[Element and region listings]
* START *
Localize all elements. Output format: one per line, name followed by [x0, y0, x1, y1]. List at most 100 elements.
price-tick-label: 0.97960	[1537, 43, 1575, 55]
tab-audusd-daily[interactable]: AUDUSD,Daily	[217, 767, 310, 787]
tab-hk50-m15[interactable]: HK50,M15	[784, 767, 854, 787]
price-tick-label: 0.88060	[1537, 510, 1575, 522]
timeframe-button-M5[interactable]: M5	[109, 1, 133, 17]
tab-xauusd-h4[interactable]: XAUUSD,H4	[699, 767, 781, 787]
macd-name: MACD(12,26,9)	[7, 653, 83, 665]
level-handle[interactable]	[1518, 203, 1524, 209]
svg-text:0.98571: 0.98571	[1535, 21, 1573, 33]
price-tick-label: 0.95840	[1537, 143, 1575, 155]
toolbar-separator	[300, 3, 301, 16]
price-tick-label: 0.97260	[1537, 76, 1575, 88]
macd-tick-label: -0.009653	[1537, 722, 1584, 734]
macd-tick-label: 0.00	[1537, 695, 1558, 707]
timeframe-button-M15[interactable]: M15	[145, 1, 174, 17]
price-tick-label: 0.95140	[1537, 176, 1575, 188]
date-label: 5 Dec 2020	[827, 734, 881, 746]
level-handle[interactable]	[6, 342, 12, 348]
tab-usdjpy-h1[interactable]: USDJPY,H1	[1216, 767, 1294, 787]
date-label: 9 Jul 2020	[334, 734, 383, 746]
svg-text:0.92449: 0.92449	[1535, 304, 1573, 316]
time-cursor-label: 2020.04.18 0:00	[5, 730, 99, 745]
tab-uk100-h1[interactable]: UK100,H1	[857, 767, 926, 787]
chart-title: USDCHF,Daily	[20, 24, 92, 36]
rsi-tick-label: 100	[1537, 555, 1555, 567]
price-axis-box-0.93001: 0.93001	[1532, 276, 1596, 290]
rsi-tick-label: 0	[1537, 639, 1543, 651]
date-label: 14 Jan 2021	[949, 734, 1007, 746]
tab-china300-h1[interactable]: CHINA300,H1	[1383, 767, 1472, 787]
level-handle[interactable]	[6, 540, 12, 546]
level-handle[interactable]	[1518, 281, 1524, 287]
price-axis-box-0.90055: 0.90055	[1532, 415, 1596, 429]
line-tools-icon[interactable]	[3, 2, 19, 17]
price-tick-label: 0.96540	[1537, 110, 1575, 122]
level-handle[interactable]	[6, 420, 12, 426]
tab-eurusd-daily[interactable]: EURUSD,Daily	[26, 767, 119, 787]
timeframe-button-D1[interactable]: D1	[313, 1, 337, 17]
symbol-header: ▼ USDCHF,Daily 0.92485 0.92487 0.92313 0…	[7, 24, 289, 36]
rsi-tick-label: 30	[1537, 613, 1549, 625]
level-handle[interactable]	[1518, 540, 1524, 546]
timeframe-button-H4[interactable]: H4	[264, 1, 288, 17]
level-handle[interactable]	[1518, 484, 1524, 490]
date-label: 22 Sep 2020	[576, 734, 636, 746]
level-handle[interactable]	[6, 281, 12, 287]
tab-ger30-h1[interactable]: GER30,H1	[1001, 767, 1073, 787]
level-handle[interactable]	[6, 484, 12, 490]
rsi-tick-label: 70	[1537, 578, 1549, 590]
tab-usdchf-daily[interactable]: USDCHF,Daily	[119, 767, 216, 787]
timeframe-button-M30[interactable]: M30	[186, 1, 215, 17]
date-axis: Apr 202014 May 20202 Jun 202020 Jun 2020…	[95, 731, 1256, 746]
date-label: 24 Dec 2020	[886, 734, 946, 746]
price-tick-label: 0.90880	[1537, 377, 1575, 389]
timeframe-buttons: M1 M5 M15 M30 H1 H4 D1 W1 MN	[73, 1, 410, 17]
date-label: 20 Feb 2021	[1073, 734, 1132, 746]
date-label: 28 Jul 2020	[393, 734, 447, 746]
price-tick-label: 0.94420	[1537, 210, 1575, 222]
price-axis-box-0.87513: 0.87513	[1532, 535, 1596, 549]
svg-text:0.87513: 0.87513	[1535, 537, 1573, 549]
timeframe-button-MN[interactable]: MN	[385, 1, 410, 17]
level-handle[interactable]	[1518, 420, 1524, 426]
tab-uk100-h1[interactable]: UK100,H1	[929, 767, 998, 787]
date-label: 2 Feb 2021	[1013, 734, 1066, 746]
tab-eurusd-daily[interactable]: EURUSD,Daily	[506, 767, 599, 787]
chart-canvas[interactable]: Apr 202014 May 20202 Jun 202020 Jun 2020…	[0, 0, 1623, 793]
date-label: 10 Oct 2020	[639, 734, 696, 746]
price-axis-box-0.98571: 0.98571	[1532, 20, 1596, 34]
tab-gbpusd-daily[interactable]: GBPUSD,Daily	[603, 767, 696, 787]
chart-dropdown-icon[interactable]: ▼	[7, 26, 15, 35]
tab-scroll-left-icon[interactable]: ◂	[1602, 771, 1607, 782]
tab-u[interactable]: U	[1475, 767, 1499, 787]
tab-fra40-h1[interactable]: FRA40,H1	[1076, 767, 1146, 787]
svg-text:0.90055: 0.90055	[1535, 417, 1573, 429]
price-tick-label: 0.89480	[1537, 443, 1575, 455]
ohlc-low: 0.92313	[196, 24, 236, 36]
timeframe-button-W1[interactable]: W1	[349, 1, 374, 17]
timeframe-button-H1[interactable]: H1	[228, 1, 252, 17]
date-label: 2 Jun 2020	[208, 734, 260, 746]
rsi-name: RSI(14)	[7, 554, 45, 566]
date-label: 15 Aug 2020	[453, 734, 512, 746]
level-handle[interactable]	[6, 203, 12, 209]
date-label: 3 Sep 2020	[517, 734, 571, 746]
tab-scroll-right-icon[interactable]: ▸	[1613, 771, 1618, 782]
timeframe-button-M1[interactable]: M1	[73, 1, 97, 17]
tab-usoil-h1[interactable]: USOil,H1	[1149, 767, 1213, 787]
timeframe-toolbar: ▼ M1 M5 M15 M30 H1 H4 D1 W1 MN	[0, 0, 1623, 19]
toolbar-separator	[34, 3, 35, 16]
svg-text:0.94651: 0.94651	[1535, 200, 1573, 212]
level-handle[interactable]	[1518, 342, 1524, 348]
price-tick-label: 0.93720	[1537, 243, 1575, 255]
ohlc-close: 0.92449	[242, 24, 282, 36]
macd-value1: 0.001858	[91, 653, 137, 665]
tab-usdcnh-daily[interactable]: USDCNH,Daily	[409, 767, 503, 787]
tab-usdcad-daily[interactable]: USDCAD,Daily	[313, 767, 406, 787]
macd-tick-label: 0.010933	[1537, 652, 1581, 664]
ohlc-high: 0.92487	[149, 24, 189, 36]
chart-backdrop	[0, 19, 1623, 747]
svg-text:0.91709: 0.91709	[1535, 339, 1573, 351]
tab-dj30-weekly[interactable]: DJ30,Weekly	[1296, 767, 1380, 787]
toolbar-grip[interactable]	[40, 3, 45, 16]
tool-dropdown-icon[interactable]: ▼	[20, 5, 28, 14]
* END *
| DIRECTIONS |
Copy every line of the records above word for word, changing nothing.

| OUTPUT OF THE TASK |
Localize all elements. Output format: one per line, name followed by [x0, y0, x1, y1]. List at most 100 elements.
price-tick-label: 0.97960	[1537, 43, 1575, 55]
tab-audusd-daily[interactable]: AUDUSD,Daily	[217, 767, 310, 787]
tab-hk50-m15[interactable]: HK50,M15	[784, 767, 854, 787]
price-tick-label: 0.88060	[1537, 510, 1575, 522]
timeframe-button-M5[interactable]: M5	[109, 1, 133, 17]
tab-xauusd-h4[interactable]: XAUUSD,H4	[699, 767, 781, 787]
macd-name: MACD(12,26,9)	[7, 653, 83, 665]
level-handle[interactable]	[1518, 203, 1524, 209]
svg-text:0.98571: 0.98571	[1535, 21, 1573, 33]
price-tick-label: 0.95840	[1537, 143, 1575, 155]
toolbar-separator	[300, 3, 301, 16]
price-tick-label: 0.97260	[1537, 76, 1575, 88]
macd-tick-label: -0.009653	[1537, 722, 1584, 734]
macd-tick-label: 0.00	[1537, 695, 1558, 707]
timeframe-button-M15[interactable]: M15	[145, 1, 174, 17]
price-tick-label: 0.95140	[1537, 176, 1575, 188]
date-label: 5 Dec 2020	[827, 734, 881, 746]
level-handle[interactable]	[6, 342, 12, 348]
tab-usdjpy-h1[interactable]: USDJPY,H1	[1216, 767, 1294, 787]
date-label: 9 Jul 2020	[334, 734, 383, 746]
svg-text:0.92449: 0.92449	[1535, 304, 1573, 316]
time-cursor-label: 2020.04.18 0:00	[5, 730, 99, 745]
tab-uk100-h1[interactable]: UK100,H1	[857, 767, 926, 787]
chart-title: USDCHF,Daily	[20, 24, 92, 36]
rsi-tick-label: 100	[1537, 555, 1555, 567]
price-axis-box-0.93001: 0.93001	[1532, 276, 1596, 290]
rsi-tick-label: 0	[1537, 639, 1543, 651]
date-label: 14 Jan 2021	[949, 734, 1007, 746]
tab-china300-h1[interactable]: CHINA300,H1	[1383, 767, 1472, 787]
level-handle[interactable]	[6, 540, 12, 546]
level-handle[interactable]	[1518, 281, 1524, 287]
price-axis-box-0.90055: 0.90055	[1532, 415, 1596, 429]
line-tools-icon[interactable]	[3, 2, 19, 17]
price-tick-label: 0.96540	[1537, 110, 1575, 122]
level-handle[interactable]	[6, 420, 12, 426]
tab-eurusd-daily[interactable]: EURUSD,Daily	[26, 767, 119, 787]
timeframe-button-D1[interactable]: D1	[313, 1, 337, 17]
symbol-header: ▼ USDCHF,Daily 0.92485 0.92487 0.92313 0…	[7, 24, 289, 36]
rsi-tick-label: 30	[1537, 613, 1549, 625]
level-handle[interactable]	[1518, 540, 1524, 546]
timeframe-button-H4[interactable]: H4	[264, 1, 288, 17]
level-handle[interactable]	[1518, 484, 1524, 490]
date-label: 22 Sep 2020	[576, 734, 636, 746]
level-handle[interactable]	[6, 281, 12, 287]
tab-ger30-h1[interactable]: GER30,H1	[1001, 767, 1073, 787]
level-handle[interactable]	[6, 484, 12, 490]
rsi-tick-label: 70	[1537, 578, 1549, 590]
tab-usdchf-daily[interactable]: USDCHF,Daily	[119, 767, 216, 787]
timeframe-button-M30[interactable]: M30	[186, 1, 215, 17]
date-axis: Apr 202014 May 20202 Jun 202020 Jun 2020…	[95, 731, 1256, 746]
date-label: 24 Dec 2020	[886, 734, 946, 746]
price-tick-label: 0.90880	[1537, 377, 1575, 389]
timeframe-buttons: M1 M5 M15 M30 H1 H4 D1 W1 MN	[73, 1, 410, 17]
date-label: 20 Feb 2021	[1073, 734, 1132, 746]
date-label: 28 Jul 2020	[393, 734, 447, 746]
price-tick-label: 0.94420	[1537, 210, 1575, 222]
price-axis-box-0.87513: 0.87513	[1532, 535, 1596, 549]
svg-text:0.87513: 0.87513	[1535, 537, 1573, 549]
timeframe-button-MN[interactable]: MN	[385, 1, 410, 17]
level-handle[interactable]	[1518, 420, 1524, 426]
tab-uk100-h1[interactable]: UK100,H1	[929, 767, 998, 787]
date-label: 2 Feb 2021	[1013, 734, 1066, 746]
tab-eurusd-daily[interactable]: EURUSD,Daily	[506, 767, 599, 787]
chart-canvas[interactable]: Apr 202014 May 20202 Jun 202020 Jun 2020…	[0, 0, 1623, 793]
date-label: 10 Oct 2020	[639, 734, 696, 746]
price-axis-box-0.98571: 0.98571	[1532, 20, 1596, 34]
tab-gbpusd-daily[interactable]: GBPUSD,Daily	[603, 767, 696, 787]
chart-dropdown-icon[interactable]: ▼	[7, 26, 15, 35]
tab-scroll-left-icon[interactable]: ◂	[1602, 771, 1607, 782]
tab-u[interactable]: U	[1475, 767, 1499, 787]
tab-fra40-h1[interactable]: FRA40,H1	[1076, 767, 1146, 787]
svg-text:0.90055: 0.90055	[1535, 417, 1573, 429]
price-tick-label: 0.89480	[1537, 443, 1575, 455]
ohlc-low: 0.92313	[196, 24, 236, 36]
timeframe-button-W1[interactable]: W1	[349, 1, 374, 17]
timeframe-button-H1[interactable]: H1	[228, 1, 252, 17]
date-label: 2 Jun 2020	[208, 734, 260, 746]
rsi-name: RSI(14)	[7, 554, 45, 566]
date-label: 15 Aug 2020	[453, 734, 512, 746]
level-handle[interactable]	[6, 203, 12, 209]
date-label: 3 Sep 2020	[517, 734, 571, 746]
tab-scroll-right-icon[interactable]: ▸	[1613, 771, 1618, 782]
timeframe-button-M1[interactable]: M1	[73, 1, 97, 17]
tab-usoil-h1[interactable]: USOil,H1	[1149, 767, 1213, 787]
timeframe-toolbar: ▼ M1 M5 M15 M30 H1 H4 D1 W1 MN	[0, 0, 1623, 19]
toolbar-separator	[34, 3, 35, 16]
svg-text:0.94651: 0.94651	[1535, 200, 1573, 212]
level-handle[interactable]	[1518, 342, 1524, 348]
price-tick-label: 0.93720	[1537, 243, 1575, 255]
ohlc-close: 0.92449	[242, 24, 282, 36]
macd-value1: 0.001858	[91, 653, 137, 665]
tab-usdcnh-daily[interactable]: USDCNH,Daily	[409, 767, 503, 787]
tab-usdcad-daily[interactable]: USDCAD,Daily	[313, 767, 406, 787]
macd-tick-label: 0.010933	[1537, 652, 1581, 664]
ohlc-high: 0.92487	[149, 24, 189, 36]
chart-backdrop	[0, 19, 1623, 747]
svg-text:0.91709: 0.91709	[1535, 339, 1573, 351]
tab-dj30-weekly[interactable]: DJ30,Weekly	[1296, 767, 1380, 787]
toolbar-grip[interactable]	[40, 3, 45, 16]
tool-dropdown-icon[interactable]: ▼	[20, 5, 28, 14]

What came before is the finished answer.